- [PROBLEM REQUIREMENTS]:
Collect from the data below each line with "osaston".

Data excerpts
****************
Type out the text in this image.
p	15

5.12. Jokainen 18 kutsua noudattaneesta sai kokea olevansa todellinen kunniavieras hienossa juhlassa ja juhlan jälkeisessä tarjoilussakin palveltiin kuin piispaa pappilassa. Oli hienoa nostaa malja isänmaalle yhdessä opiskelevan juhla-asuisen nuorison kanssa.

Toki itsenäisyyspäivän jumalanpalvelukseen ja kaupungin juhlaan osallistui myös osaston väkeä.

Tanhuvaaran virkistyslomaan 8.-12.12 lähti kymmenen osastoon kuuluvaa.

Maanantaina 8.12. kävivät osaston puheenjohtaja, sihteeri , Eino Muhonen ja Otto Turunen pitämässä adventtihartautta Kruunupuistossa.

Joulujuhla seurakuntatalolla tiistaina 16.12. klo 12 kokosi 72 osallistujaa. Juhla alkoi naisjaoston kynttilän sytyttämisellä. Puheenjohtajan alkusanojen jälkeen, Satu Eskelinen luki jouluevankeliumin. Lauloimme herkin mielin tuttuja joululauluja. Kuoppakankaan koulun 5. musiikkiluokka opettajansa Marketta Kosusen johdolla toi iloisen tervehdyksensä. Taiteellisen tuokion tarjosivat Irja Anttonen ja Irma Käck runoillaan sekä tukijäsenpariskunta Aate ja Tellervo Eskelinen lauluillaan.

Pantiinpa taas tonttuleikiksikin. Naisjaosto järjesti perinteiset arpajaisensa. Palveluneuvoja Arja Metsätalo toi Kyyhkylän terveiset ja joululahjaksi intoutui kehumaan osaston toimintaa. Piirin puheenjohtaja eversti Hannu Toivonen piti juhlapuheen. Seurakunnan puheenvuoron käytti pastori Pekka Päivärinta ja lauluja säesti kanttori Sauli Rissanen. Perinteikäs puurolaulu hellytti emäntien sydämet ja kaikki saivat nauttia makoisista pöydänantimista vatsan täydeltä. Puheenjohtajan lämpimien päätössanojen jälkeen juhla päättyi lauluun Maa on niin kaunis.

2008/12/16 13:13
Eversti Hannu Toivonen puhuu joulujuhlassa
****************
- [SOLUTION TO THE PROBLEM]:
Toki itsenäisyyspäivän jumalanpalvelukseen ja kaupungin juhlaan osallistui myös osaston väkeä.
Maanantaina 8.12. kävivät osaston puheenjohtaja, sihteeri , Eino Muhonen ja Otto Turunen pitämässä adventtihartautta Kruunupuistossa.
Pantiinpa taas tonttuleikiksikin. Naisjaosto järjesti perinteiset arpajaisensa. Palveluneuvoja Arja Metsätalo toi Kyyhkylän terveiset ja joululahjaksi intoutui kehumaan osaston toimintaa. Piirin puheenjohtaja eversti Hannu Toivonen piti juhlapuheen. Seurakunnan puheenvuoron käytti pastori Pekka Päivärinta ja lauluja säesti kanttori Sauli Rissanen. Perinteikäs puurolaulu hellytti emäntien sydämet ja kaikki saivat nauttia makoisista pöydänantimista vatsan täydeltä. Puheenjohtajan lämpimien päätössanojen jälkeen juhla päättyi lauluun Maa on niin kaunis.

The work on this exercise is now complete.